TASK OBJECTIVE
What follows is a block of records; reproduce all of it verbatim.

GIVEN DATA
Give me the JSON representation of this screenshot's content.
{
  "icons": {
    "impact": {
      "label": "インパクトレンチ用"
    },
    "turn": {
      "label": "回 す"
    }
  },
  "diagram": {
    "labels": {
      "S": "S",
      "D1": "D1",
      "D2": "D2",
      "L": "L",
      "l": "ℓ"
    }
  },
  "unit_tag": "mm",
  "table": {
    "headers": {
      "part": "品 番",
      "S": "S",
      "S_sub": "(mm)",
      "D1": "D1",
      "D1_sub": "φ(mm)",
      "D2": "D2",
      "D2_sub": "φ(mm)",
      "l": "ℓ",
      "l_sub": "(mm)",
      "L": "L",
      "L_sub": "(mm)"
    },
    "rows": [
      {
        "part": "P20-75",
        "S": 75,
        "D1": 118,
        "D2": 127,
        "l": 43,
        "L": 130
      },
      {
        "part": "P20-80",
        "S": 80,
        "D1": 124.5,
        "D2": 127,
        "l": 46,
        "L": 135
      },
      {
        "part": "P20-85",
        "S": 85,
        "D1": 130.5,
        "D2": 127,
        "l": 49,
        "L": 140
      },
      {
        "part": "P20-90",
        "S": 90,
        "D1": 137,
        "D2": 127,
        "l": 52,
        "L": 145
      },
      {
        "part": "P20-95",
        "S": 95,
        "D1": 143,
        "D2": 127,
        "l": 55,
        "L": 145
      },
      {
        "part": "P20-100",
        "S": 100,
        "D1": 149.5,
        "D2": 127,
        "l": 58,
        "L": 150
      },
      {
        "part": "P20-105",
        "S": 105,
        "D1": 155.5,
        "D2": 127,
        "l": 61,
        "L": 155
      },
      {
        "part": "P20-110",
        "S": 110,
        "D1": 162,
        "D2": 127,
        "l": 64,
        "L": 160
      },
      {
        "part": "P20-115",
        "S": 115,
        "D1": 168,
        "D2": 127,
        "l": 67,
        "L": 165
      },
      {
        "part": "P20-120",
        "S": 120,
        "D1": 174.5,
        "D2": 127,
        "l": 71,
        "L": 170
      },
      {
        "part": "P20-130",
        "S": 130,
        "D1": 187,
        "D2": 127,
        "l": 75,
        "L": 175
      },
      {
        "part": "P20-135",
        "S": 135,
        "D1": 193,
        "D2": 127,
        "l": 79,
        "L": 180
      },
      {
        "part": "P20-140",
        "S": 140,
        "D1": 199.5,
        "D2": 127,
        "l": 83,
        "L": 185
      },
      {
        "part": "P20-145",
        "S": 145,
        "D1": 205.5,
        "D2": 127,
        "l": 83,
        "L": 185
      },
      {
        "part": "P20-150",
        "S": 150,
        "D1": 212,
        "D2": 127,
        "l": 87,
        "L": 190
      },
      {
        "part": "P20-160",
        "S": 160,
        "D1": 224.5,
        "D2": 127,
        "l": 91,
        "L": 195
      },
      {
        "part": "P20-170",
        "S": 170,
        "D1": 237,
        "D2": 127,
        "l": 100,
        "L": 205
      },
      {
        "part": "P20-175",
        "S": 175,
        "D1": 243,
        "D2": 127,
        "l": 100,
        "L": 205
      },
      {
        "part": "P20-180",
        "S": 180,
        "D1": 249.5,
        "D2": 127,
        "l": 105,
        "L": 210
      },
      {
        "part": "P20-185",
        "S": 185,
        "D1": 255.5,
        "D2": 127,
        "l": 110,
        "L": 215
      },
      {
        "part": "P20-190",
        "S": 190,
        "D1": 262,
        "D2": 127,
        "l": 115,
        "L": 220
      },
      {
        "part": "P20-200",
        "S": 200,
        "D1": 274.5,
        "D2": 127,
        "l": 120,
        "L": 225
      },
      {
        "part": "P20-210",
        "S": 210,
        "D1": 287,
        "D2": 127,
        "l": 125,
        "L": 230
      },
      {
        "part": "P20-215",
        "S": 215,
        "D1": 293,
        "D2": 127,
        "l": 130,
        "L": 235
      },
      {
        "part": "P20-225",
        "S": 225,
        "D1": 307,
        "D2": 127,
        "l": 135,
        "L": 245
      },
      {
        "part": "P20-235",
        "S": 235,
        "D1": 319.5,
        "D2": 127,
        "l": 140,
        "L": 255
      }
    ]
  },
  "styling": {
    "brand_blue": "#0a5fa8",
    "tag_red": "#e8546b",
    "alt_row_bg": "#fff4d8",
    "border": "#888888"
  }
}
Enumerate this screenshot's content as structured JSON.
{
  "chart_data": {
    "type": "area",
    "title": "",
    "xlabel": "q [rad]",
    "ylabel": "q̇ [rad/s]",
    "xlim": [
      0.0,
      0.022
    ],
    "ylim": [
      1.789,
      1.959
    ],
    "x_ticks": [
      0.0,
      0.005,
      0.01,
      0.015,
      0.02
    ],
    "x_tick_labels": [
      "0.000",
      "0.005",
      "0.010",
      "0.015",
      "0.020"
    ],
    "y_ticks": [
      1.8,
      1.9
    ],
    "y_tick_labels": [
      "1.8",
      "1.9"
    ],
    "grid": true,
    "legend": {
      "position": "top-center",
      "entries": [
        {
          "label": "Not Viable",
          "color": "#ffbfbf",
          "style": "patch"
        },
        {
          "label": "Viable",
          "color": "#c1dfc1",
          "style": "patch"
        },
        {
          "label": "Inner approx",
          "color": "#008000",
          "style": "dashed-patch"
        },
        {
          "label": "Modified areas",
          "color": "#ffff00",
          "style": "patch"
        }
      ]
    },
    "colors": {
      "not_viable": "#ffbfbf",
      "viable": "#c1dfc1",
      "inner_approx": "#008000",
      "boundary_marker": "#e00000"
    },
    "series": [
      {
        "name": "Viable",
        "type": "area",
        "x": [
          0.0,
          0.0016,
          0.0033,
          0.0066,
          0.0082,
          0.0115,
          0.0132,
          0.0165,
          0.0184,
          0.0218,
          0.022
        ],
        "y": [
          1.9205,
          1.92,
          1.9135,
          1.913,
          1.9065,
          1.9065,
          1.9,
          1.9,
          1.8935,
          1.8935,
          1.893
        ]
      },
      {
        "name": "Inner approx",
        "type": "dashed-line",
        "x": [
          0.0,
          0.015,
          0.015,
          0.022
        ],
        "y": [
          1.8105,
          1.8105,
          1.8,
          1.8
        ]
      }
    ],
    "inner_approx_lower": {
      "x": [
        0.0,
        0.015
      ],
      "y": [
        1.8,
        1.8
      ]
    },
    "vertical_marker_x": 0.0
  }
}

WORKED ANSWER
Give me the JSON representation of this screenshot's content.
{
  "icons": {
    "impact": {
      "label": "インパクトレンチ用"
    },
    "turn": {
      "label": "回 す"
    }
  },
  "diagram": {
    "labels": {
      "S": "S",
      "D1": "D1",
      "D2": "D2",
      "L": "L",
      "l": "ℓ"
    }
  },
  "unit_tag": "mm",
  "table": {
    "headers": {
      "part": "品 番",
      "S": "S",
      "S_sub": "(mm)",
      "D1": "D1",
      "D1_sub": "φ(mm)",
      "D2": "D2",
      "D2_sub": "φ(mm)",
      "l": "ℓ",
      "l_sub": "(mm)",
      "L": "L",
      "L_sub": "(mm)"
    },
    "rows": [
      {
        "part": "P20-75",
        "S": 75,
        "D1": 118,
        "D2": 127,
        "l": 43,
        "L": 130
      },
      {
        "part": "P20-80",
        "S": 80,
        "D1": 124.5,
        "D2": 127,
        "l": 46,
        "L": 135
      },
      {
        "part": "P20-85",
        "S": 85,
        "D1": 130.5,
        "D2": 127,
        "l": 49,
        "L": 140
      },
      {
        "part": "P20-90",
        "S": 90,
        "D1": 137,
        "D2": 127,
        "l": 52,
        "L": 145
      },
      {
        "part": "P20-95",
        "S": 95,
        "D1": 143,
        "D2": 127,
        "l": 55,
        "L": 145
      },
      {
        "part": "P20-100",
        "S": 100,
        "D1": 149.5,
        "D2": 127,
        "l": 58,
        "L": 150
      },
      {
        "part": "P20-105",
        "S": 105,
        "D1": 155.5,
        "D2": 127,
        "l": 61,
        "L": 155
      },
      {
        "part": "P20-110",
        "S": 110,
        "D1": 162,
        "D2": 127,
        "l": 64,
        "L": 160
      },
      {
        "part": "P20-115",
        "S": 115,
        "D1": 168,
        "D2": 127,
        "l": 67,
        "L": 165
      },
      {
        "part": "P20-120",
        "S": 120,
        "D1": 174.5,
        "D2": 127,
        "l": 71,
        "L": 170
      },
      {
        "part": "P20-130",
        "S": 130,
        "D1": 187,
        "D2": 127,
        "l": 75,
        "L": 175
      },
      {
        "part": "P20-135",
        "S": 135,
        "D1": 193,
        "D2": 127,
        "l": 79,
        "L": 180
      },
      {
        "part": "P20-140",
        "S": 140,
        "D1": 199.5,
        "D2": 127,
        "l": 83,
        "L": 185
      },
      {
        "part": "P20-145",
        "S": 145,
        "D1": 205.5,
        "D2": 127,
        "l": 83,
        "L": 185
      },
      {
        "part": "P20-150",
        "S": 150,
        "D1": 212,
        "D2": 127,
        "l": 87,
        "L": 190
      },
      {
        "part": "P20-160",
        "S": 160,
        "D1": 224.5,
        "D2": 127,
        "l": 91,
        "L": 195
      },
      {
        "part": "P20-170",
        "S": 170,
        "D1": 237,
        "D2": 127,
        "l": 100,
        "L": 205
      },
      {
        "part": "P20-175",
        "S": 175,
        "D1": 243,
        "D2": 127,
        "l": 100,
        "L": 205
      },
      {
        "part": "P20-180",
        "S": 180,
        "D1": 249.5,
        "D2": 127,
        "l": 105,
        "L": 210
      },
      {
        "part": "P20-185",
        "S": 185,
        "D1": 255.5,
        "D2": 127,
        "l": 110,
        "L": 215
      },
      {
        "part": "P20-190",
        "S": 190,
        "D1": 262,
        "D2": 127,
        "l": 115,
        "L": 220
      },
      {
        "part": "P20-200",
        "S": 200,
        "D1": 274.5,
        "D2": 127,
        "l": 120,
        "L": 225
      },
      {
        "part": "P20-210",
        "S": 210,
        "D1": 287,
        "D2": 127,
        "l": 125,
        "L": 230
      },
      {
        "part": "P20-215",
        "S": 215,
        "D1": 293,
        "D2": 127,
        "l": 130,
        "L": 235
      },
      {
        "part": "P20-225",
        "S": 225,
        "D1": 307,
        "D2": 127,
        "l": 135,
        "L": 245
      },
      {
        "part": "P20-235",
        "S": 235,
        "D1": 319.5,
        "D2": 127,
        "l": 140,
        "L": 255
      }
    ]
  },
  "styling": {
    "brand_blue": "#0a5fa8",
    "tag_red": "#e8546b",
    "alt_row_bg": "#fff4d8",
    "border": "#888888"
  }
}
Enumerate this screenshot's content as structured JSON.
{
  "chart_data": {
    "type": "area",
    "title": "",
    "xlabel": "q [rad]",
    "ylabel": "q̇ [rad/s]",
    "xlim": [
      0.0,
      0.022
    ],
    "ylim": [
      1.789,
      1.959
    ],
    "x_ticks": [
      0.0,
      0.005,
      0.01,
      0.015,
      0.02
    ],
    "x_tick_labels": [
      "0.000",
      "0.005",
      "0.010",
      "0.015",
      "0.020"
    ],
    "y_ticks": [
      1.8,
      1.9
    ],
    "y_tick_labels": [
      "1.8",
      "1.9"
    ],
    "grid": true,
    "legend": {
      "position": "top-center",
      "entries": [
        {
          "label": "Not Viable",
          "color": "#ffbfbf",
          "style": "patch"
        },
        {
          "label": "Viable",
          "color": "#c1dfc1",
          "style": "patch"
        },
        {
          "label": "Inner approx",
          "color": "#008000",
          "style": "dashed-patch"
        },
        {
          "label": "Modified areas",
          "color": "#ffff00",
          "style": "patch"
        }
      ]
    },
    "colors": {
      "not_viable": "#ffbfbf",
      "viable": "#c1dfc1",
      "inner_approx": "#008000",
      "boundary_marker": "#e00000"
    },
    "series": [
      {
        "name": "Viable",
        "type": "area",
        "x": [
          0.0,
          0.0016,
          0.0033,
          0.0066,
          0.0082,
          0.0115,
          0.0132,
          0.0165,
          0.0184,
          0.0218,
          0.022
        ],
        "y": [
          1.9205,
          1.92,
          1.9135,
          1.913,
          1.9065,
          1.9065,
          1.9,
          1.9,
          1.8935,
          1.8935,
          1.893
        ]
      },
      {
        "name": "Inner approx",
        "type": "dashed-line",
        "x": [
          0.0,
          0.015,
          0.015,
          0.022
        ],
        "y": [
          1.8105,
          1.8105,
          1.8,
          1.8
        ]
      }
    ],
    "inner_approx_lower": {
      "x": [
        0.0,
        0.015
      ],
      "y": [
        1.8,
        1.8
      ]
    },
    "vertical_marker_x": 0.0
  }
}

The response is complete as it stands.